*** Given data ***
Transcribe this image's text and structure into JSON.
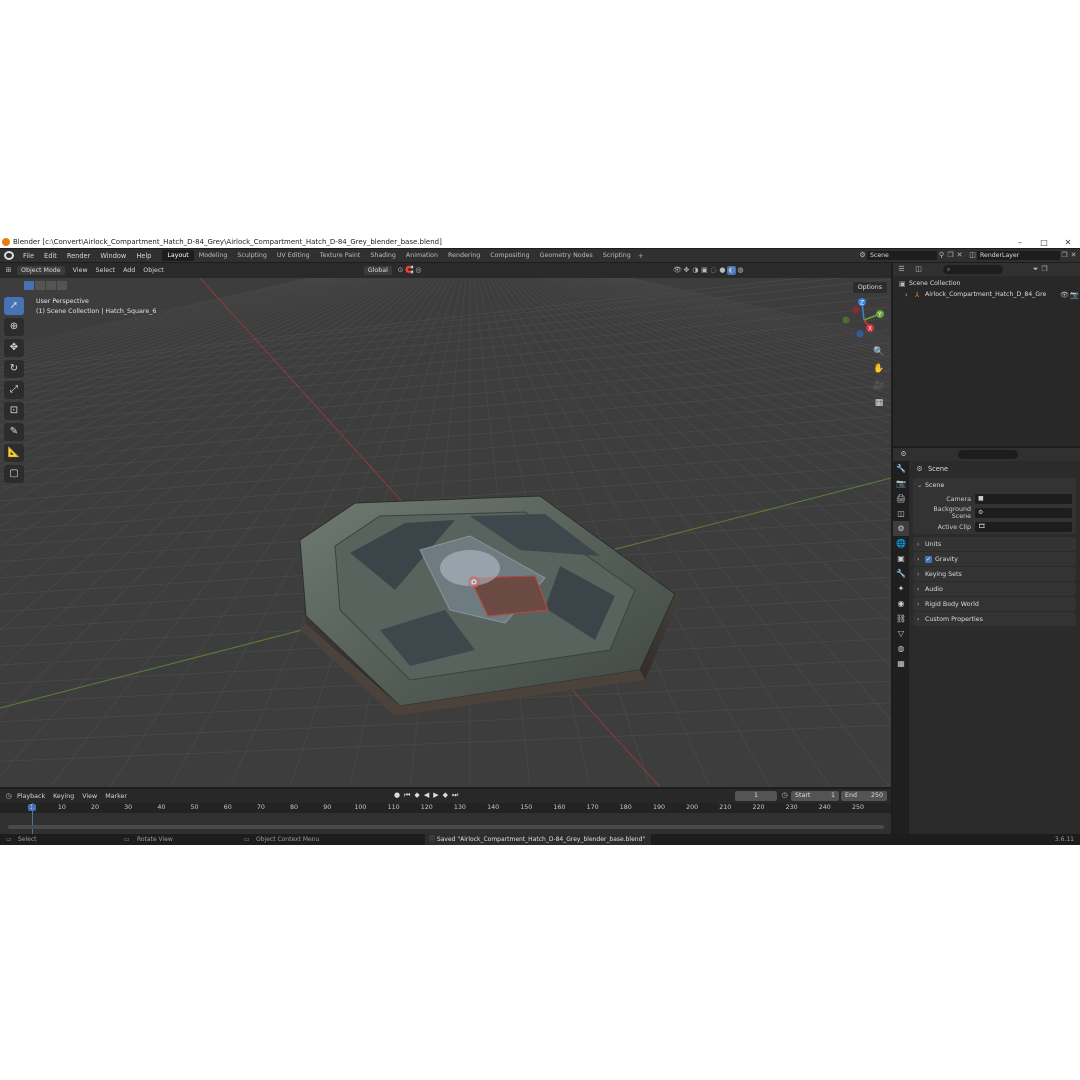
{
  "window": {
    "title": "Blender [c:\\Convert\\Airlock_Compartment_Hatch_D-84_Grey\\Airlock_Compartment_Hatch_D-84_Grey_blender_base.blend]",
    "minimize": "–",
    "maximize": "□",
    "close": "✕"
  },
  "menu": {
    "items": [
      "File",
      "Edit",
      "Render",
      "Window",
      "Help"
    ],
    "workspaces": [
      "Layout",
      "Modeling",
      "Sculpting",
      "UV Editing",
      "Texture Paint",
      "Shading",
      "Animation",
      "Rendering",
      "Compositing",
      "Geometry Nodes",
      "Scripting"
    ],
    "active_workspace": "Layout",
    "add": "+",
    "scene": "Scene",
    "view_layer": "RenderLayer"
  },
  "viewport": {
    "mode": "Object Mode",
    "menus": [
      "View",
      "Select",
      "Add",
      "Object"
    ],
    "transform_orientation": "Global",
    "options": "Options",
    "info_line1": "User Perspective",
    "info_line2": "(1) Scene Collection | Hatch_Square_6",
    "gizmo_axes": [
      "Z",
      "Y",
      "X"
    ]
  },
  "timeline": {
    "menus": [
      "Playback",
      "Keying",
      "View",
      "Marker"
    ],
    "current_frame": "1",
    "start_label": "Start",
    "start": "1",
    "end_label": "End",
    "end": "250",
    "ticks": [
      "1",
      "10",
      "20",
      "30",
      "40",
      "50",
      "60",
      "70",
      "80",
      "90",
      "100",
      "110",
      "120",
      "130",
      "140",
      "150",
      "160",
      "170",
      "180",
      "190",
      "200",
      "210",
      "220",
      "230",
      "240",
      "250"
    ]
  },
  "status": {
    "select": "Select",
    "rotate": "Rotate View",
    "context": "Object Context Menu",
    "message": "Saved \"Airlock_Compartment_Hatch_D-84_Grey_blender_base.blend\"",
    "version": "3.6.11"
  },
  "outliner": {
    "root": "Scene Collection",
    "items": [
      "Airlock_Compartment_Hatch_D_84_Gre"
    ]
  },
  "properties": {
    "title": "Scene",
    "scene_panel": "Scene",
    "camera_label": "Camera",
    "background_label": "Background Scene",
    "clip_label": "Active Clip",
    "panels": [
      "Units",
      "Gravity",
      "Keying Sets",
      "Audio",
      "Rigid Body World",
      "Custom Properties"
    ],
    "gravity_checked": true
  },
  "colors": {
    "accent": "#4772b3",
    "x_axis": "#d0353f",
    "y_axis": "#6aa53a",
    "z_axis": "#3c82d6"
  }
}
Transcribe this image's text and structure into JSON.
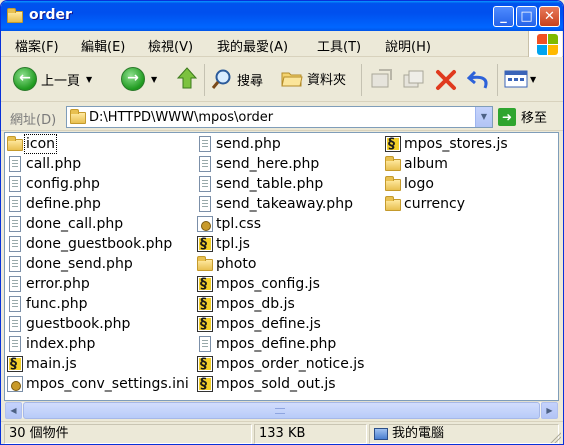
***
Your copy should repeat each entry above exactly but contain no pictures.

→ Exercise answer
Transcribe this image's text and structure into JSON.
{
  "window": {
    "title": "Blender [c:\\Convert\\Airlock_Compartment_Hatch_D-84_Grey\\Airlock_Compartment_Hatch_D-84_Grey_blender_base.blend]",
    "minimize": "–",
    "maximize": "□",
    "close": "✕"
  },
  "menu": {
    "items": [
      "File",
      "Edit",
      "Render",
      "Window",
      "Help"
    ],
    "workspaces": [
      "Layout",
      "Modeling",
      "Sculpting",
      "UV Editing",
      "Texture Paint",
      "Shading",
      "Animation",
      "Rendering",
      "Compositing",
      "Geometry Nodes",
      "Scripting"
    ],
    "active_workspace": "Layout",
    "add": "+",
    "scene": "Scene",
    "view_layer": "RenderLayer"
  },
  "viewport": {
    "mode": "Object Mode",
    "menus": [
      "View",
      "Select",
      "Add",
      "Object"
    ],
    "transform_orientation": "Global",
    "options": "Options",
    "info_line1": "User Perspective",
    "info_line2": "(1) Scene Collection | Hatch_Square_6",
    "gizmo_axes": [
      "Z",
      "Y",
      "X"
    ]
  },
  "timeline": {
    "menus": [
      "Playback",
      "Keying",
      "View",
      "Marker"
    ],
    "current_frame": "1",
    "start_label": "Start",
    "start": "1",
    "end_label": "End",
    "end": "250",
    "ticks": [
      "1",
      "10",
      "20",
      "30",
      "40",
      "50",
      "60",
      "70",
      "80",
      "90",
      "100",
      "110",
      "120",
      "130",
      "140",
      "150",
      "160",
      "170",
      "180",
      "190",
      "200",
      "210",
      "220",
      "230",
      "240",
      "250"
    ]
  },
  "status": {
    "select": "Select",
    "rotate": "Rotate View",
    "context": "Object Context Menu",
    "message": "Saved \"Airlock_Compartment_Hatch_D-84_Grey_blender_base.blend\"",
    "version": "3.6.11"
  },
  "outliner": {
    "root": "Scene Collection",
    "items": [
      "Airlock_Compartment_Hatch_D_84_Gre"
    ]
  },
  "properties": {
    "title": "Scene",
    "scene_panel": "Scene",
    "camera_label": "Camera",
    "background_label": "Background Scene",
    "clip_label": "Active Clip",
    "panels": [
      "Units",
      "Gravity",
      "Keying Sets",
      "Audio",
      "Rigid Body World",
      "Custom Properties"
    ],
    "gravity_checked": true
  },
  "colors": {
    "accent": "#4772b3",
    "x_axis": "#d0353f",
    "y_axis": "#6aa53a",
    "z_axis": "#3c82d6"
  }
}
Transcribe this image's text and structure into JSON.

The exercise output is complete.